--- start LISTED RECORDS ---

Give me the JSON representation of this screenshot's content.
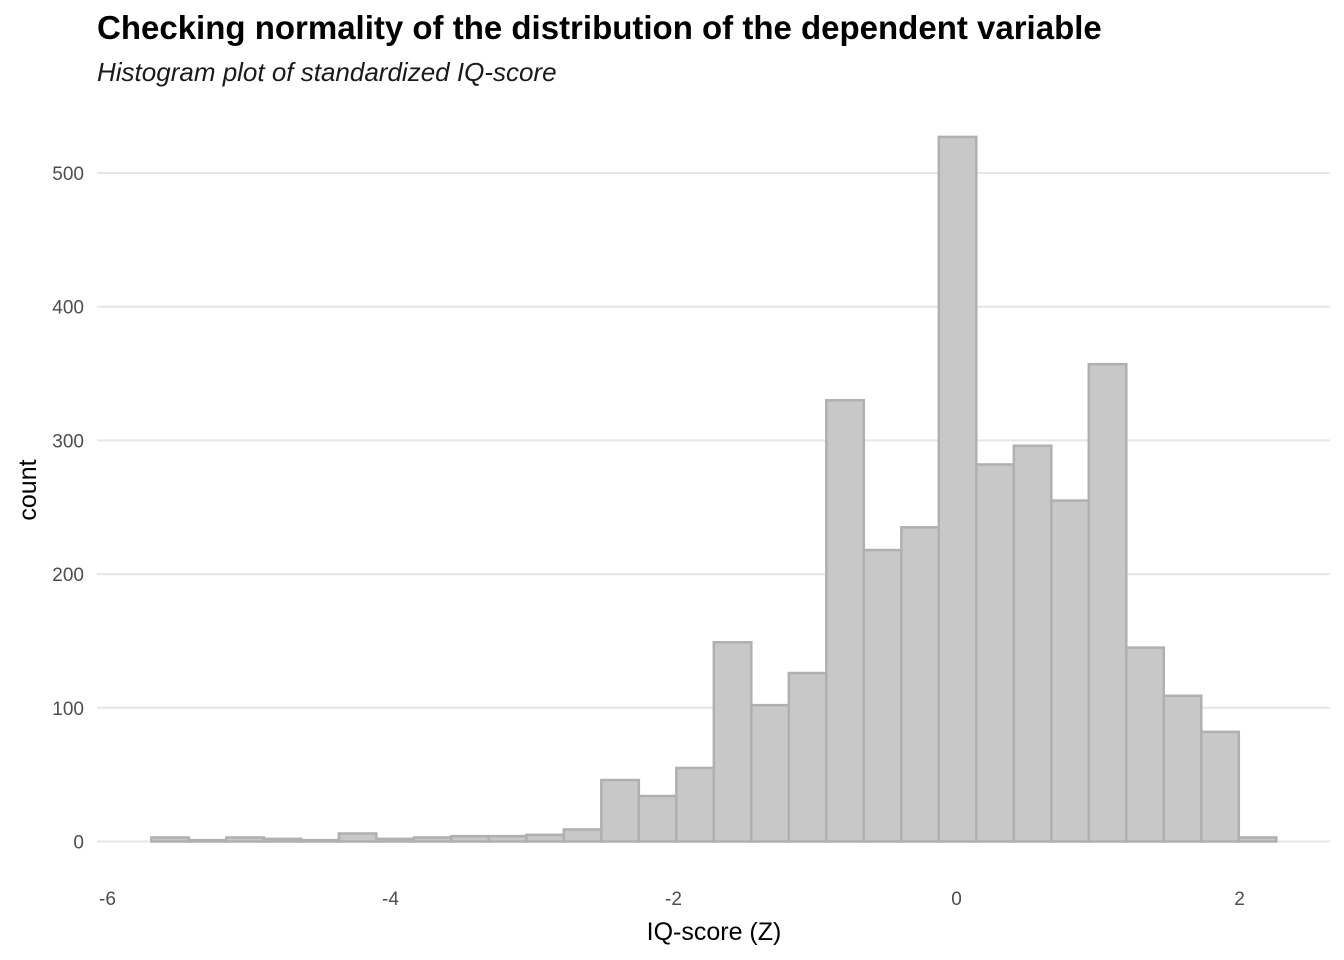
{
  "chart_data": {
    "type": "bar",
    "title": "Checking normality of the distribution of the dependent variable",
    "subtitle": "Histogram plot of standardized IQ-score",
    "xlabel": "IQ-score (Z)",
    "ylabel": "count",
    "xlim": [
      -6,
      2.4
    ],
    "ylim": [
      0,
      540
    ],
    "xticks": [
      -6,
      -4,
      -2,
      0,
      2
    ],
    "yticks": [
      0,
      100,
      200,
      300,
      400,
      500
    ],
    "bin_width": 0.265,
    "bin_start": -5.69,
    "counts": [
      3,
      1,
      3,
      2,
      1,
      6,
      2,
      3,
      4,
      4,
      5,
      9,
      46,
      34,
      55,
      149,
      102,
      126,
      330,
      218,
      235,
      527,
      282,
      296,
      255,
      357,
      145,
      109,
      82,
      3
    ],
    "grid": "horizontal",
    "legend": "none",
    "bar_fill": "#c8c8c8",
    "bar_stroke": "#b0b0b0",
    "grid_color": "#e6e6e6"
  }
}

--- end LISTED RECORDS ---

Leave images out of the retyped records; keep all else exact.

• EXPECTED ANSWER
Give me the JSON representation of this screenshot's content.
{
  "chart_data": {
    "type": "bar",
    "title": "Checking normality of the distribution of the dependent variable",
    "subtitle": "Histogram plot of standardized IQ-score",
    "xlabel": "IQ-score (Z)",
    "ylabel": "count",
    "xlim": [
      -6,
      2.4
    ],
    "ylim": [
      0,
      540
    ],
    "xticks": [
      -6,
      -4,
      -2,
      0,
      2
    ],
    "yticks": [
      0,
      100,
      200,
      300,
      400,
      500
    ],
    "bin_width": 0.265,
    "bin_start": -5.69,
    "counts": [
      3,
      1,
      3,
      2,
      1,
      6,
      2,
      3,
      4,
      4,
      5,
      9,
      46,
      34,
      55,
      149,
      102,
      126,
      330,
      218,
      235,
      527,
      282,
      296,
      255,
      357,
      145,
      109,
      82,
      3
    ],
    "grid": "horizontal",
    "legend": "none",
    "bar_fill": "#c8c8c8",
    "bar_stroke": "#b0b0b0",
    "grid_color": "#e6e6e6"
  }
}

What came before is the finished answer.